**Materials provided:**
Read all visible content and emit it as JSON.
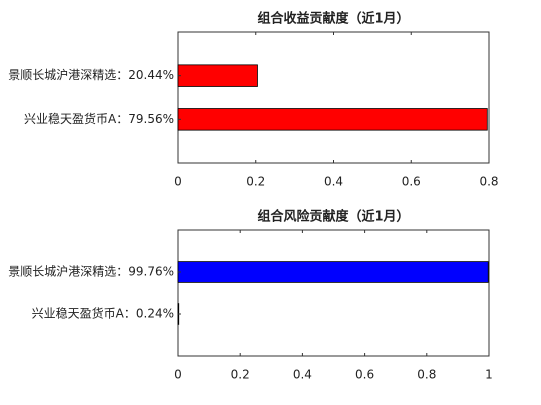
{
  "chart_data": [
    {
      "type": "barh",
      "title": "组合收益贡献度（近1月）",
      "categories": [
        "景顺长城沪港深精选：20.44%",
        "兴业稳天盈货币A：79.56%"
      ],
      "values": [
        0.2044,
        0.7956
      ],
      "color": "#ff0000",
      "xlim": [
        0,
        0.8
      ],
      "xticks": [
        0,
        0.2,
        0.4,
        0.6,
        0.8
      ]
    },
    {
      "type": "barh",
      "title": "组合风险贡献度（近1月）",
      "categories": [
        "景顺长城沪港深精选：99.76%",
        "兴业稳天盈货币A：0.24%"
      ],
      "values": [
        0.9976,
        0.0024
      ],
      "color": "#0000ff",
      "xlim": [
        0,
        1
      ],
      "xticks": [
        0,
        0.2,
        0.4,
        0.6,
        0.8,
        1
      ]
    }
  ]
}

**Directive:** All of the material above is to be copied exactly, except for its images.

**Answer in full:**
Read all visible content and emit it as JSON.
{
  "chart_data": [
    {
      "type": "barh",
      "title": "组合收益贡献度（近1月）",
      "categories": [
        "景顺长城沪港深精选：20.44%",
        "兴业稳天盈货币A：79.56%"
      ],
      "values": [
        0.2044,
        0.7956
      ],
      "color": "#ff0000",
      "xlim": [
        0,
        0.8
      ],
      "xticks": [
        0,
        0.2,
        0.4,
        0.6,
        0.8
      ]
    },
    {
      "type": "barh",
      "title": "组合风险贡献度（近1月）",
      "categories": [
        "景顺长城沪港深精选：99.76%",
        "兴业稳天盈货币A：0.24%"
      ],
      "values": [
        0.9976,
        0.0024
      ],
      "color": "#0000ff",
      "xlim": [
        0,
        1
      ],
      "xticks": [
        0,
        0.2,
        0.4,
        0.6,
        0.8,
        1
      ]
    }
  ]
}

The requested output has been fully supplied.